Task to complete: According to the abstract on whole-brain radiation therapy for brain metastases, what population median tumor shrinkage value divided poor responders from good responders?

Segment Start: Passage to read

Regression After Whole-Brain Radiation Therapy for Brain Metastases Correlates With Survival and Improved Neurocognitive Function

Jing Li Journal of Clinical Oncology, Vol 25, No 10 (April 1), 2007: pp. 1260-1266

Purpose: Brain metastasis (BM) is a major cause of suffering and health costs in cancer patients. Whole-brain radiation therapy (WBRT) offers tumor shrinking and palliation in many cases, but it has been speculated that these benefits may be outweighed by adverse effects on neurocognitive function (NCF).

Patients and Methods: Two hundred eight BM patients from the WBRT arm of phase III trial PCI-P120-9801 evaluating motexafin gadolinium were analyzed. NCF, assessed by tests of memory, executive function, and fine motor coordination, was correlated to magnetic resonance imaging–measured BM volume. NCF and survival were compared in 135 patients assessable at 2 months with tumor shrinkage below (poor responders) and above (good responders) the population median (45%). Mean NCF scores and BM volume at 4 and 15 months were compared.

Hippocampus avoidance with intensity modulated radiotherapy via helical tomotherapy.

Segment End: Passage to read
Segment Start: Dataset extract

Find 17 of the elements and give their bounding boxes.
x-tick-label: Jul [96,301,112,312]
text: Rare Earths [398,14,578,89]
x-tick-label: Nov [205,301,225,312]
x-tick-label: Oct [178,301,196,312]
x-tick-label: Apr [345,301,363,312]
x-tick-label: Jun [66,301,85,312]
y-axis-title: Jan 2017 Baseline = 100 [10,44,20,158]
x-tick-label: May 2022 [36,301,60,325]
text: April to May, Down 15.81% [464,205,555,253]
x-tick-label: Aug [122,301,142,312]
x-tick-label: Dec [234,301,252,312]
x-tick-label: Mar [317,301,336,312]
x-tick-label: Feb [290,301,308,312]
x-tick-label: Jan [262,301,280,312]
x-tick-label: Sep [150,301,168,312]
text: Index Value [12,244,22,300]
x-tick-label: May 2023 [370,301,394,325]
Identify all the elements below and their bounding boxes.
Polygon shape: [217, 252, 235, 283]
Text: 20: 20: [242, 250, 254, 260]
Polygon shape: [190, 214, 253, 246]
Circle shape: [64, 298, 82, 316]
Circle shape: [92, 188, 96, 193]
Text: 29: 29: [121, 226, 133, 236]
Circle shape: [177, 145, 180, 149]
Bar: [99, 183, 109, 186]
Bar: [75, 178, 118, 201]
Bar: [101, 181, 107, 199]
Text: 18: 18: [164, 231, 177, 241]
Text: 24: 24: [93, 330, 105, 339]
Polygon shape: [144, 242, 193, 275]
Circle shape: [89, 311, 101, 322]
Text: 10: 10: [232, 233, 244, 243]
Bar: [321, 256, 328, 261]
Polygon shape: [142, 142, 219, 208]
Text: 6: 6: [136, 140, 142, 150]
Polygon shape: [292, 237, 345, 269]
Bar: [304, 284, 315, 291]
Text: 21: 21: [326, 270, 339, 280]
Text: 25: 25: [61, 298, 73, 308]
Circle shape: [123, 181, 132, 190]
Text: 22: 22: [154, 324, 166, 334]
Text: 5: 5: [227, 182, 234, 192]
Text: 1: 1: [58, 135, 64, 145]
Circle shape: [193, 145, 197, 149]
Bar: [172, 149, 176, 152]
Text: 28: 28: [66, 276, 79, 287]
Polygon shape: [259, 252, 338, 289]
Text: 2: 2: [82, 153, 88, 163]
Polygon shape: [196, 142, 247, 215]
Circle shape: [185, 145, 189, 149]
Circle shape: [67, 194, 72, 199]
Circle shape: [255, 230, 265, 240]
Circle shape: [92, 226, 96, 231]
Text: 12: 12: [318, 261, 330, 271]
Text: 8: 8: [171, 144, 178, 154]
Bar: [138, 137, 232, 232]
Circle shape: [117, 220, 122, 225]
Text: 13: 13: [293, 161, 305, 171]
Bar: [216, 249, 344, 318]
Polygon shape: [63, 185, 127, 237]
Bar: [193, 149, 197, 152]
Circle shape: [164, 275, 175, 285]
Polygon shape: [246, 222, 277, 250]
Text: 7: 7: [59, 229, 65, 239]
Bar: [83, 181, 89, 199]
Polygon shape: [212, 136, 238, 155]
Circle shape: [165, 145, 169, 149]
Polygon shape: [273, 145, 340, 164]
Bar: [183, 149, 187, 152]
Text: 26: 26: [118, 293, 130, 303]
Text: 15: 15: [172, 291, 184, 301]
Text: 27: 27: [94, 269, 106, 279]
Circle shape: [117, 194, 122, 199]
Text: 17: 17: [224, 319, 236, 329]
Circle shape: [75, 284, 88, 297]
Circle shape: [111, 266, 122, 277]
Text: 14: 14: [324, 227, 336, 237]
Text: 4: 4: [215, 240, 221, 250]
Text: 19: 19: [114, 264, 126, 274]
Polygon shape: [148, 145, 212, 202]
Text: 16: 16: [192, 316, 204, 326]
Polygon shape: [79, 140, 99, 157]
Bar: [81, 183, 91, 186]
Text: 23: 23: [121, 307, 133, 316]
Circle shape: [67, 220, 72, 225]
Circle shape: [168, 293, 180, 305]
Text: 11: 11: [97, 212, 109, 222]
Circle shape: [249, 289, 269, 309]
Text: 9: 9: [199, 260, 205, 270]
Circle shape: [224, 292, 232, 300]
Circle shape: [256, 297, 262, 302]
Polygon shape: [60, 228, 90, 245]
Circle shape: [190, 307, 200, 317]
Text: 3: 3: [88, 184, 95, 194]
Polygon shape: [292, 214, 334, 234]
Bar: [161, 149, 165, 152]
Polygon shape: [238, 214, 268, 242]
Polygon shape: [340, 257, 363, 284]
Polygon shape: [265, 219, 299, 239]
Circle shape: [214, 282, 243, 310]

Segment End: Dataset extract

Written answer: 45%